OBJECTIVE
Your task is to print every entry below exactly as given.

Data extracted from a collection
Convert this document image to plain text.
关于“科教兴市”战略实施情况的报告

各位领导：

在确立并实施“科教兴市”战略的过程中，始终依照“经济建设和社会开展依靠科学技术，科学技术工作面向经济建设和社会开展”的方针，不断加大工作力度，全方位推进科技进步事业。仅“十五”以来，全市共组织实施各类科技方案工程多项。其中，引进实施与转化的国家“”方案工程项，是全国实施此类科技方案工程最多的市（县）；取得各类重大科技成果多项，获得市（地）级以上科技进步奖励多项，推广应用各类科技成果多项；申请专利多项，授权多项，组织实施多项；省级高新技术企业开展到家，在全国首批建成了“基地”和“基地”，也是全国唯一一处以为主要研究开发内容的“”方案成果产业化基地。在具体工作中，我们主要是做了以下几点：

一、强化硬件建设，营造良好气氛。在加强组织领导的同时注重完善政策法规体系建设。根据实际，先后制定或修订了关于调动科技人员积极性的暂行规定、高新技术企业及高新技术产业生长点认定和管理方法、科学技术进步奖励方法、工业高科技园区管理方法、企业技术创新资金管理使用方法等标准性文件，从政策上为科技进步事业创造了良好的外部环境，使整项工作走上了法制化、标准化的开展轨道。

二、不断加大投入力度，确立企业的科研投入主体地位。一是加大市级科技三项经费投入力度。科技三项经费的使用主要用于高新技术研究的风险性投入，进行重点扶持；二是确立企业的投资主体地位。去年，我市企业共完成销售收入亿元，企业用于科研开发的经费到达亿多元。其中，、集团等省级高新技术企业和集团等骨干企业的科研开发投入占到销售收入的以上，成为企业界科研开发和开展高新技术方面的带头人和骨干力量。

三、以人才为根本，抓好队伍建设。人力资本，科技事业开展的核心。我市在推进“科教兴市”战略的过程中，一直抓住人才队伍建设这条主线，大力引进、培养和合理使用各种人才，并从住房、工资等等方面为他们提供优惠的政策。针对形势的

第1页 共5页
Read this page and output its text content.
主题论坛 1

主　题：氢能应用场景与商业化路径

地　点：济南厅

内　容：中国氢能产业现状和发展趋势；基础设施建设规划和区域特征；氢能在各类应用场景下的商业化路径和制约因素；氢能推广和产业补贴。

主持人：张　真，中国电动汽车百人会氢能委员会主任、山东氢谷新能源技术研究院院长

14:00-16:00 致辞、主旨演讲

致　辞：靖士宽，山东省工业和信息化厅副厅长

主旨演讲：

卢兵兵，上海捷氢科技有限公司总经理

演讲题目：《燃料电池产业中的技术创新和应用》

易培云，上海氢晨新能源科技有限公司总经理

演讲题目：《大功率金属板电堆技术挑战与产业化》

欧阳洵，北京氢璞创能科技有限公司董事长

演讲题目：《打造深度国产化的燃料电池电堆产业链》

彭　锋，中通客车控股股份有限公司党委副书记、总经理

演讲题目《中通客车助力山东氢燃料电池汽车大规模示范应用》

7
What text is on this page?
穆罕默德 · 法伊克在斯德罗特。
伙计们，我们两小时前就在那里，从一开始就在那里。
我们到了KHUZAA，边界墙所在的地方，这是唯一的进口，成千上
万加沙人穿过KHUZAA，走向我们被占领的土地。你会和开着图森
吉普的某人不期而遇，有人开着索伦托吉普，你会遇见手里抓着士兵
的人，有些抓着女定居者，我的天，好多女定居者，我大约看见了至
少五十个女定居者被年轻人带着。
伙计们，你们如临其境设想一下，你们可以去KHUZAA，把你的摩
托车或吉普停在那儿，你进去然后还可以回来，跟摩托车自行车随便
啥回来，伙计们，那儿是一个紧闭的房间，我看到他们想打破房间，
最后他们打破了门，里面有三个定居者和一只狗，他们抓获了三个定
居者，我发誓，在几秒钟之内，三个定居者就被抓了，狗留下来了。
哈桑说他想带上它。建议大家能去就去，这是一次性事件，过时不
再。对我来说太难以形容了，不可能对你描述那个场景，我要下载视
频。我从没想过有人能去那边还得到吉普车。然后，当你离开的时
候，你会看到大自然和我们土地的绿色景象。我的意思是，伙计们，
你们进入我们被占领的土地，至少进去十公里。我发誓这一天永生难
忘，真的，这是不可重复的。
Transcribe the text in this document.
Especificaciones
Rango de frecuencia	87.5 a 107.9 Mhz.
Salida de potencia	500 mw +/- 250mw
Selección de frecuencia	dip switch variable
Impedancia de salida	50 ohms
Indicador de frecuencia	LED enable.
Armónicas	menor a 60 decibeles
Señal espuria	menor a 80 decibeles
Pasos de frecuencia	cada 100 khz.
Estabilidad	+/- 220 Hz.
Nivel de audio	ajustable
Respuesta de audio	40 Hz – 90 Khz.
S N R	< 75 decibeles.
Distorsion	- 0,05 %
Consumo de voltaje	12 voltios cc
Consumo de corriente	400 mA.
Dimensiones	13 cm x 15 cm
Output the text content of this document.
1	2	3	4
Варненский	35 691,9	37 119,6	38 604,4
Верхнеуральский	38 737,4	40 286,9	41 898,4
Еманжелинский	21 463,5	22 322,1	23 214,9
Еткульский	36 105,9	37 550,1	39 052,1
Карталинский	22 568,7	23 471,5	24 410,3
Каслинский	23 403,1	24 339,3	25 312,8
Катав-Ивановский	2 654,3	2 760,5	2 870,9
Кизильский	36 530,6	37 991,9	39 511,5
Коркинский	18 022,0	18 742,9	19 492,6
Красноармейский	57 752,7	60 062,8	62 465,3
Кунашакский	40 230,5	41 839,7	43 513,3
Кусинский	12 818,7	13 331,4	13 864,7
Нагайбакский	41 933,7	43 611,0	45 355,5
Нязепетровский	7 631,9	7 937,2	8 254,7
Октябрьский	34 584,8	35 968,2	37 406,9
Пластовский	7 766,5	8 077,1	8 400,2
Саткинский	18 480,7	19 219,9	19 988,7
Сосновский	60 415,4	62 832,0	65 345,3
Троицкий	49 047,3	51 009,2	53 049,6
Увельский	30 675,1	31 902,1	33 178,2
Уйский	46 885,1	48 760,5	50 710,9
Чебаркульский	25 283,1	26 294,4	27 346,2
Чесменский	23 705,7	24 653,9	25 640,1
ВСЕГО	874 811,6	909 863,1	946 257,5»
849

EXERCISE OUTPUT
Convert this document image to plain text.
关于“科教兴市”战略实施情况的报告

各位领导：

在确立并实施“科教兴市”战略的过程中，始终依照“经济建设和社会开展依靠科学技术，科学技术工作面向经济建设和社会开展”的方针，不断加大工作力度，全方位推进科技进步事业。仅“十五”以来，全市共组织实施各类科技方案工程多项。其中，引进实施与转化的国家“”方案工程项，是全国实施此类科技方案工程最多的市（县）；取得各类重大科技成果多项，获得市（地）级以上科技进步奖励多项，推广应用各类科技成果多项；申请专利多项，授权多项，组织实施多项；省级高新技术企业开展到家，在全国首批建成了“基地”和“基地”，也是全国唯一一处以为主要研究开发内容的“”方案成果产业化基地。在具体工作中，我们主要是做了以下几点：

一、强化硬件建设，营造良好气氛。在加强组织领导的同时注重完善政策法规体系建设。根据实际，先后制定或修订了关于调动科技人员积极性的暂行规定、高新技术企业及高新技术产业生长点认定和管理方法、科学技术进步奖励方法、工业高科技园区管理方法、企业技术创新资金管理使用方法等标准性文件，从政策上为科技进步事业创造了良好的外部环境，使整项工作走上了法制化、标准化的开展轨道。

二、不断加大投入力度，确立企业的科研投入主体地位。一是加大市级科技三项经费投入力度。科技三项经费的使用主要用于高新技术研究的风险性投入，进行重点扶持；二是确立企业的投资主体地位。去年，我市企业共完成销售收入亿元，企业用于科研开发的经费到达亿多元。其中，、集团等省级高新技术企业和集团等骨干企业的科研开发投入占到销售收入的以上，成为企业界科研开发和开展高新技术方面的带头人和骨干力量。

三、以人才为根本，抓好队伍建设。人力资本，科技事业开展的核心。我市在推进“科教兴市”战略的过程中，一直抓住人才队伍建设这条主线，大力引进、培养和合理使用各种人才，并从住房、工资等等方面为他们提供优惠的政策。针对形势的

第1页 共5页
Read this page and output its text content.
主题论坛 1

主　题：氢能应用场景与商业化路径

地　点：济南厅

内　容：中国氢能产业现状和发展趋势；基础设施建设规划和区域特征；氢能在各类应用场景下的商业化路径和制约因素；氢能推广和产业补贴。

主持人：张　真，中国电动汽车百人会氢能委员会主任、山东氢谷新能源技术研究院院长

14:00-16:00 致辞、主旨演讲

致　辞：靖士宽，山东省工业和信息化厅副厅长

主旨演讲：

卢兵兵，上海捷氢科技有限公司总经理

演讲题目：《燃料电池产业中的技术创新和应用》

易培云，上海氢晨新能源科技有限公司总经理

演讲题目：《大功率金属板电堆技术挑战与产业化》

欧阳洵，北京氢璞创能科技有限公司董事长

演讲题目：《打造深度国产化的燃料电池电堆产业链》

彭　锋，中通客车控股股份有限公司党委副书记、总经理

演讲题目《中通客车助力山东氢燃料电池汽车大规模示范应用》

7
What text is on this page?
穆罕默德 · 法伊克在斯德罗特。
伙计们，我们两小时前就在那里，从一开始就在那里。
我们到了KHUZAA，边界墙所在的地方，这是唯一的进口，成千上
万加沙人穿过KHUZAA，走向我们被占领的土地。你会和开着图森
吉普的某人不期而遇，有人开着索伦托吉普，你会遇见手里抓着士兵
的人，有些抓着女定居者，我的天，好多女定居者，我大约看见了至
少五十个女定居者被年轻人带着。
伙计们，你们如临其境设想一下，你们可以去KHUZAA，把你的摩
托车或吉普停在那儿，你进去然后还可以回来，跟摩托车自行车随便
啥回来，伙计们，那儿是一个紧闭的房间，我看到他们想打破房间，
最后他们打破了门，里面有三个定居者和一只狗，他们抓获了三个定
居者，我发誓，在几秒钟之内，三个定居者就被抓了，狗留下来了。
哈桑说他想带上它。建议大家能去就去，这是一次性事件，过时不
再。对我来说太难以形容了，不可能对你描述那个场景，我要下载视
频。我从没想过有人能去那边还得到吉普车。然后，当你离开的时
候，你会看到大自然和我们土地的绿色景象。我的意思是，伙计们，
你们进入我们被占领的土地，至少进去十公里。我发誓这一天永生难
忘，真的，这是不可重复的。
Transcribe the text in this document.
Especificaciones
Rango de frecuencia	87.5 a 107.9 Mhz.
Salida de potencia	500 mw +/- 250mw
Selección de frecuencia	dip switch variable
Impedancia de salida	50 ohms
Indicador de frecuencia	LED enable.
Armónicas	menor a 60 decibeles
Señal espuria	menor a 80 decibeles
Pasos de frecuencia	cada 100 khz.
Estabilidad	+/- 220 Hz.
Nivel de audio	ajustable
Respuesta de audio	40 Hz – 90 Khz.
S N R	< 75 decibeles.
Distorsion	- 0,05 %
Consumo de voltaje	12 voltios cc
Consumo de corriente	400 mA.
Dimensiones	13 cm x 15 cm
Output the text content of this document.
1	2	3	4
Варненский	35 691,9	37 119,6	38 604,4
Верхнеуральский	38 737,4	40 286,9	41 898,4
Еманжелинский	21 463,5	22 322,1	23 214,9
Еткульский	36 105,9	37 550,1	39 052,1
Карталинский	22 568,7	23 471,5	24 410,3
Каслинский	23 403,1	24 339,3	25 312,8
Катав-Ивановский	2 654,3	2 760,5	2 870,9
Кизильский	36 530,6	37 991,9	39 511,5
Коркинский	18 022,0	18 742,9	19 492,6
Красноармейский	57 752,7	60 062,8	62 465,3
Кунашакский	40 230,5	41 839,7	43 513,3
Кусинский	12 818,7	13 331,4	13 864,7
Нагайбакский	41 933,7	43 611,0	45 355,5
Нязепетровский	7 631,9	7 937,2	8 254,7
Октябрьский	34 584,8	35 968,2	37 406,9
Пластовский	7 766,5	8 077,1	8 400,2
Саткинский	18 480,7	19 219,9	19 988,7
Сосновский	60 415,4	62 832,0	65 345,3
Троицкий	49 047,3	51 009,2	53 049,6
Увельский	30 675,1	31 902,1	33 178,2
Уйский	46 885,1	48 760,5	50 710,9
Чебаркульский	25 283,1	26 294,4	27 346,2
Чесменский	23 705,7	24 653,9	25 640,1
ВСЕГО	874 811,6	909 863,1	946 257,5»
849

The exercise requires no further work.